Each record below should be repeated precisely as written.

○ ○ ○ ○ ○

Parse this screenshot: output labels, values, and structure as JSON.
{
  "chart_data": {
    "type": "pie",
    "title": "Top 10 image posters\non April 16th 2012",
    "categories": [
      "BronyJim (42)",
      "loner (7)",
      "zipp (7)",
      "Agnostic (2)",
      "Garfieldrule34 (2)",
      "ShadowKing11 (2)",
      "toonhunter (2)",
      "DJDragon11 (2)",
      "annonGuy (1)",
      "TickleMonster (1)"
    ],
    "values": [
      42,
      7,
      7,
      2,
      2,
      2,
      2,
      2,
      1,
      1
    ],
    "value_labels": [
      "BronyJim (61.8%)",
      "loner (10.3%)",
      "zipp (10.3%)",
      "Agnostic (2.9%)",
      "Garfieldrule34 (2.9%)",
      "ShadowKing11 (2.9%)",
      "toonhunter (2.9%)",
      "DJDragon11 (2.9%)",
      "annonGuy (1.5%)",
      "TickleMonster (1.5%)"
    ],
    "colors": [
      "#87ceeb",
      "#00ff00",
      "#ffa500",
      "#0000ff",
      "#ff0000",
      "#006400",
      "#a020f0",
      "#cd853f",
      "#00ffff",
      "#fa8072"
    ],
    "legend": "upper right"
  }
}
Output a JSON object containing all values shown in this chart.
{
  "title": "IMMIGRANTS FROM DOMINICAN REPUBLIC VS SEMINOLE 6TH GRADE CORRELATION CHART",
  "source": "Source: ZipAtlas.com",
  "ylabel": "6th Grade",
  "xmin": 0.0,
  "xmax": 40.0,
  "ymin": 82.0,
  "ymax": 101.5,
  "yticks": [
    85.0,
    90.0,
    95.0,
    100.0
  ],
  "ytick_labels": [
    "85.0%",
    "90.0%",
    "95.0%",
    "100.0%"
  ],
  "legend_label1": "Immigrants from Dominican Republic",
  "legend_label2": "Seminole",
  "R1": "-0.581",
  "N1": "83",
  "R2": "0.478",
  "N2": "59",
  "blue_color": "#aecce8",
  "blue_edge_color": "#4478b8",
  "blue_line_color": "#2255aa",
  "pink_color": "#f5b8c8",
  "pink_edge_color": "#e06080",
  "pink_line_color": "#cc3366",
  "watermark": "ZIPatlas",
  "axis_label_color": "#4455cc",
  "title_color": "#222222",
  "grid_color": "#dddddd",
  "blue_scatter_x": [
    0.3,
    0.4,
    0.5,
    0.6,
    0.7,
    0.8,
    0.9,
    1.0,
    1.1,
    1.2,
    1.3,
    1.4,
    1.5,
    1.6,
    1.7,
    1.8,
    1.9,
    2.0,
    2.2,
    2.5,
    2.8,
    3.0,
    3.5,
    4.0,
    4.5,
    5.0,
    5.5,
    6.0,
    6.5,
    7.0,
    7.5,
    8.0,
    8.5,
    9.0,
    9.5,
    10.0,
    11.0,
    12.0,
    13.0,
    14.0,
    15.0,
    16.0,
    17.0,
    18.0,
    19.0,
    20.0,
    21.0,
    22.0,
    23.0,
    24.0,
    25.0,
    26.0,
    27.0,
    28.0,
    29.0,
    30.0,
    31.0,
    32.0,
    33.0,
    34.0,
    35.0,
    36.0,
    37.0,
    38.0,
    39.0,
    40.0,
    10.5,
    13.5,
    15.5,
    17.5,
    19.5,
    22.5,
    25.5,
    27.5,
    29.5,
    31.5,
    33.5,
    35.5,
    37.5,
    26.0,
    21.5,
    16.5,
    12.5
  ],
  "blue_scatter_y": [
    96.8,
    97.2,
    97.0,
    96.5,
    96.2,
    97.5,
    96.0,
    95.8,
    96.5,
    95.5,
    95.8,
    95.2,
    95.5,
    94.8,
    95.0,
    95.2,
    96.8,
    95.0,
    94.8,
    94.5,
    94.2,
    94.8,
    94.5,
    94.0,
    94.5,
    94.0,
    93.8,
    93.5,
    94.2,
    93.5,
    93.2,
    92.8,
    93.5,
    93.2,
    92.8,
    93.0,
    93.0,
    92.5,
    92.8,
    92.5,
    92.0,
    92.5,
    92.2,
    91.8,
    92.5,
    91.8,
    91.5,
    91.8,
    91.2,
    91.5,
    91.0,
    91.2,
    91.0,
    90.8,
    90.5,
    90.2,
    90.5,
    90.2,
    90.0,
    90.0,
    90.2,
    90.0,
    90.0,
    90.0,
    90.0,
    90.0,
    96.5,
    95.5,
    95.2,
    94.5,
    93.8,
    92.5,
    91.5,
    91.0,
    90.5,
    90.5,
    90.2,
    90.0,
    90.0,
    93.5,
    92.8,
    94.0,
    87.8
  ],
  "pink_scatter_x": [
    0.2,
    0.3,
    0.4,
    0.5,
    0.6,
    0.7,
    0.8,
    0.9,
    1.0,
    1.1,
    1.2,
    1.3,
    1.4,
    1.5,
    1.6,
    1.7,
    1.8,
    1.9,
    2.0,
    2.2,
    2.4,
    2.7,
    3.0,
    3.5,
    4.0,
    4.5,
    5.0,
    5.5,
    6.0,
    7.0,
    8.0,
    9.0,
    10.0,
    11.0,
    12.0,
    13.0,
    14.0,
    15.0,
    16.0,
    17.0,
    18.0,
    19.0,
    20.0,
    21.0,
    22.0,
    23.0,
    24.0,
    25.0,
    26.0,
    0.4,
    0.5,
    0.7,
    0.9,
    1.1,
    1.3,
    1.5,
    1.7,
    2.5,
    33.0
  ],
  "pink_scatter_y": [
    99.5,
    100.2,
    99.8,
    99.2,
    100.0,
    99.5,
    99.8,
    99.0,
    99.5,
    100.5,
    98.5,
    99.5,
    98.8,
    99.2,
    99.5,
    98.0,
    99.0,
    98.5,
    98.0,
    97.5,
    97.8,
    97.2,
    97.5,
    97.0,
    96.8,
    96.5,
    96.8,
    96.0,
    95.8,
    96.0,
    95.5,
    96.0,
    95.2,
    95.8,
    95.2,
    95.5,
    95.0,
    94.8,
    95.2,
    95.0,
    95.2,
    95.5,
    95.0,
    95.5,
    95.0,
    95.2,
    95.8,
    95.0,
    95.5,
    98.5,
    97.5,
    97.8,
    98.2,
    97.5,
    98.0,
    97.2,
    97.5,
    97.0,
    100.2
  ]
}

○ ○ ○ ○ ○

**Answer to the exercise:**
Parse this screenshot: output labels, values, and structure as JSON.
{
  "chart_data": {
    "type": "pie",
    "title": "Top 10 image posters\non April 16th 2012",
    "categories": [
      "BronyJim (42)",
      "loner (7)",
      "zipp (7)",
      "Agnostic (2)",
      "Garfieldrule34 (2)",
      "ShadowKing11 (2)",
      "toonhunter (2)",
      "DJDragon11 (2)",
      "annonGuy (1)",
      "TickleMonster (1)"
    ],
    "values": [
      42,
      7,
      7,
      2,
      2,
      2,
      2,
      2,
      1,
      1
    ],
    "value_labels": [
      "BronyJim (61.8%)",
      "loner (10.3%)",
      "zipp (10.3%)",
      "Agnostic (2.9%)",
      "Garfieldrule34 (2.9%)",
      "ShadowKing11 (2.9%)",
      "toonhunter (2.9%)",
      "DJDragon11 (2.9%)",
      "annonGuy (1.5%)",
      "TickleMonster (1.5%)"
    ],
    "colors": [
      "#87ceeb",
      "#00ff00",
      "#ffa500",
      "#0000ff",
      "#ff0000",
      "#006400",
      "#a020f0",
      "#cd853f",
      "#00ffff",
      "#fa8072"
    ],
    "legend": "upper right"
  }
}
Output a JSON object containing all values shown in this chart.
{
  "title": "IMMIGRANTS FROM DOMINICAN REPUBLIC VS SEMINOLE 6TH GRADE CORRELATION CHART",
  "source": "Source: ZipAtlas.com",
  "ylabel": "6th Grade",
  "xmin": 0.0,
  "xmax": 40.0,
  "ymin": 82.0,
  "ymax": 101.5,
  "yticks": [
    85.0,
    90.0,
    95.0,
    100.0
  ],
  "ytick_labels": [
    "85.0%",
    "90.0%",
    "95.0%",
    "100.0%"
  ],
  "legend_label1": "Immigrants from Dominican Republic",
  "legend_label2": "Seminole",
  "R1": "-0.581",
  "N1": "83",
  "R2": "0.478",
  "N2": "59",
  "blue_color": "#aecce8",
  "blue_edge_color": "#4478b8",
  "blue_line_color": "#2255aa",
  "pink_color": "#f5b8c8",
  "pink_edge_color": "#e06080",
  "pink_line_color": "#cc3366",
  "watermark": "ZIPatlas",
  "axis_label_color": "#4455cc",
  "title_color": "#222222",
  "grid_color": "#dddddd",
  "blue_scatter_x": [
    0.3,
    0.4,
    0.5,
    0.6,
    0.7,
    0.8,
    0.9,
    1.0,
    1.1,
    1.2,
    1.3,
    1.4,
    1.5,
    1.6,
    1.7,
    1.8,
    1.9,
    2.0,
    2.2,
    2.5,
    2.8,
    3.0,
    3.5,
    4.0,
    4.5,
    5.0,
    5.5,
    6.0,
    6.5,
    7.0,
    7.5,
    8.0,
    8.5,
    9.0,
    9.5,
    10.0,
    11.0,
    12.0,
    13.0,
    14.0,
    15.0,
    16.0,
    17.0,
    18.0,
    19.0,
    20.0,
    21.0,
    22.0,
    23.0,
    24.0,
    25.0,
    26.0,
    27.0,
    28.0,
    29.0,
    30.0,
    31.0,
    32.0,
    33.0,
    34.0,
    35.0,
    36.0,
    37.0,
    38.0,
    39.0,
    40.0,
    10.5,
    13.5,
    15.5,
    17.5,
    19.5,
    22.5,
    25.5,
    27.5,
    29.5,
    31.5,
    33.5,
    35.5,
    37.5,
    26.0,
    21.5,
    16.5,
    12.5
  ],
  "blue_scatter_y": [
    96.8,
    97.2,
    97.0,
    96.5,
    96.2,
    97.5,
    96.0,
    95.8,
    96.5,
    95.5,
    95.8,
    95.2,
    95.5,
    94.8,
    95.0,
    95.2,
    96.8,
    95.0,
    94.8,
    94.5,
    94.2,
    94.8,
    94.5,
    94.0,
    94.5,
    94.0,
    93.8,
    93.5,
    94.2,
    93.5,
    93.2,
    92.8,
    93.5,
    93.2,
    92.8,
    93.0,
    93.0,
    92.5,
    92.8,
    92.5,
    92.0,
    92.5,
    92.2,
    91.8,
    92.5,
    91.8,
    91.5,
    91.8,
    91.2,
    91.5,
    91.0,
    91.2,
    91.0,
    90.8,
    90.5,
    90.2,
    90.5,
    90.2,
    90.0,
    90.0,
    90.2,
    90.0,
    90.0,
    90.0,
    90.0,
    90.0,
    96.5,
    95.5,
    95.2,
    94.5,
    93.8,
    92.5,
    91.5,
    91.0,
    90.5,
    90.5,
    90.2,
    90.0,
    90.0,
    93.5,
    92.8,
    94.0,
    87.8
  ],
  "pink_scatter_x": [
    0.2,
    0.3,
    0.4,
    0.5,
    0.6,
    0.7,
    0.8,
    0.9,
    1.0,
    1.1,
    1.2,
    1.3,
    1.4,
    1.5,
    1.6,
    1.7,
    1.8,
    1.9,
    2.0,
    2.2,
    2.4,
    2.7,
    3.0,
    3.5,
    4.0,
    4.5,
    5.0,
    5.5,
    6.0,
    7.0,
    8.0,
    9.0,
    10.0,
    11.0,
    12.0,
    13.0,
    14.0,
    15.0,
    16.0,
    17.0,
    18.0,
    19.0,
    20.0,
    21.0,
    22.0,
    23.0,
    24.0,
    25.0,
    26.0,
    0.4,
    0.5,
    0.7,
    0.9,
    1.1,
    1.3,
    1.5,
    1.7,
    2.5,
    33.0
  ],
  "pink_scatter_y": [
    99.5,
    100.2,
    99.8,
    99.2,
    100.0,
    99.5,
    99.8,
    99.0,
    99.5,
    100.5,
    98.5,
    99.5,
    98.8,
    99.2,
    99.5,
    98.0,
    99.0,
    98.5,
    98.0,
    97.5,
    97.8,
    97.2,
    97.5,
    97.0,
    96.8,
    96.5,
    96.8,
    96.0,
    95.8,
    96.0,
    95.5,
    96.0,
    95.2,
    95.8,
    95.2,
    95.5,
    95.0,
    94.8,
    95.2,
    95.0,
    95.2,
    95.5,
    95.0,
    95.5,
    95.0,
    95.2,
    95.8,
    95.0,
    95.5,
    98.5,
    97.5,
    97.8,
    98.2,
    97.5,
    98.0,
    97.2,
    97.5,
    97.0,
    100.2
  ]
}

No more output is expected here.